[begin RECORDS FOR THE TASK]

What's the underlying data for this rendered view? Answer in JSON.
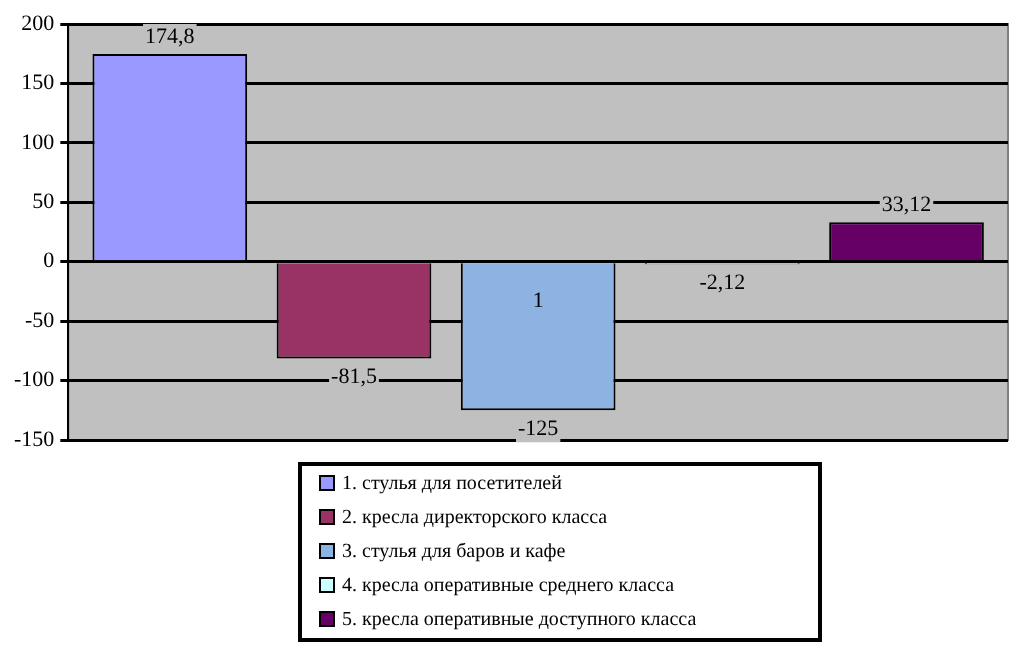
{
  "chart_data": {
    "type": "bar",
    "categories": [
      null
    ],
    "series": [
      {
        "name": "1. стулья для посетителей",
        "color": "#9999ff",
        "values": [
          174.8
        ],
        "value_labels": [
          "174,8"
        ]
      },
      {
        "name": "2. кресла директорского класса",
        "color": "#993366",
        "values": [
          -81.5
        ],
        "value_labels": [
          "-81,5"
        ]
      },
      {
        "name": "3. стулья для баров и кафе",
        "color": "#8db3e2",
        "values": [
          -125
        ],
        "value_labels": [
          "-125"
        ]
      },
      {
        "name": "4. кресла оперативные среднего класса",
        "color": "#ccffff",
        "values": [
          -2.12
        ],
        "value_labels": [
          "-2,12"
        ]
      },
      {
        "name": "5. кресла оперативные доступного класса",
        "color": "#660066",
        "values": [
          33.12
        ],
        "value_labels": [
          "33,12"
        ]
      }
    ],
    "annotations": [
      "1"
    ],
    "ylim": [
      -150,
      200
    ],
    "yticks": [
      -150,
      -100,
      -50,
      0,
      50,
      100,
      150,
      200
    ],
    "grid": "y",
    "legend": "bottom"
  }
}
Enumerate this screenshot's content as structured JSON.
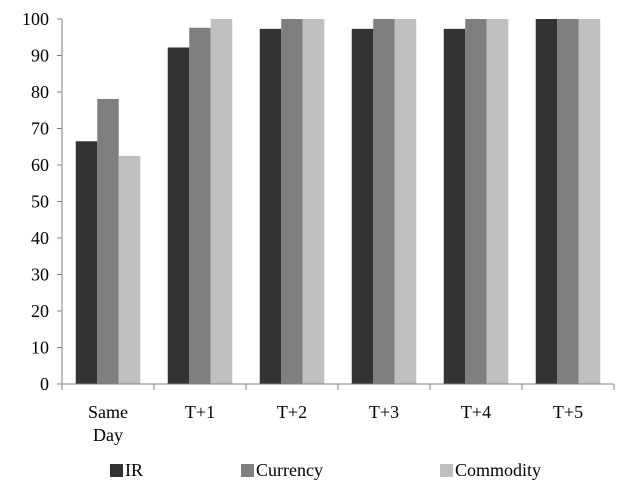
{
  "chart_data": {
    "type": "bar",
    "categories": [
      [
        "Same",
        "Day"
      ],
      [
        "T+1"
      ],
      [
        "T+2"
      ],
      [
        "T+3"
      ],
      [
        "T+4"
      ],
      [
        "T+5"
      ]
    ],
    "series": [
      {
        "name": "IR",
        "color": "#333333",
        "values": [
          66.5,
          92.2,
          97.3,
          97.3,
          97.3,
          100
        ]
      },
      {
        "name": "Currency",
        "color": "#7f7f7f",
        "values": [
          78.1,
          97.6,
          100,
          100,
          100,
          100
        ]
      },
      {
        "name": "Commodity",
        "color": "#bfbfbf",
        "values": [
          62.5,
          100,
          100,
          100,
          100,
          100
        ]
      }
    ],
    "yticks": [
      "0",
      "10",
      "20",
      "30",
      "40",
      "50",
      "60",
      "70",
      "80",
      "90",
      "100"
    ],
    "ylim": [
      0,
      100
    ],
    "grid": false,
    "legend_position": "bottom"
  }
}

[end RECORDS FOR THE TASK]

## THE TASK:
Reproduce nothing but the lines that run from the line containing "Enumerate this screenshot's" through the last line of the records, inclusive. Omit the pictures.

## COMPLETE OUTPUT:
Enumerate this screenshot's content as structured JSON.
{
  "chart_data": {
    "type": "bar",
    "categories": [
      [
        "Same",
        "Day"
      ],
      [
        "T+1"
      ],
      [
        "T+2"
      ],
      [
        "T+3"
      ],
      [
        "T+4"
      ],
      [
        "T+5"
      ]
    ],
    "series": [
      {
        "name": "IR",
        "color": "#333333",
        "values": [
          66.5,
          92.2,
          97.3,
          97.3,
          97.3,
          100
        ]
      },
      {
        "name": "Currency",
        "color": "#7f7f7f",
        "values": [
          78.1,
          97.6,
          100,
          100,
          100,
          100
        ]
      },
      {
        "name": "Commodity",
        "color": "#bfbfbf",
        "values": [
          62.5,
          100,
          100,
          100,
          100,
          100
        ]
      }
    ],
    "yticks": [
      "0",
      "10",
      "20",
      "30",
      "40",
      "50",
      "60",
      "70",
      "80",
      "90",
      "100"
    ],
    "ylim": [
      0,
      100
    ],
    "grid": false,
    "legend_position": "bottom"
  }
}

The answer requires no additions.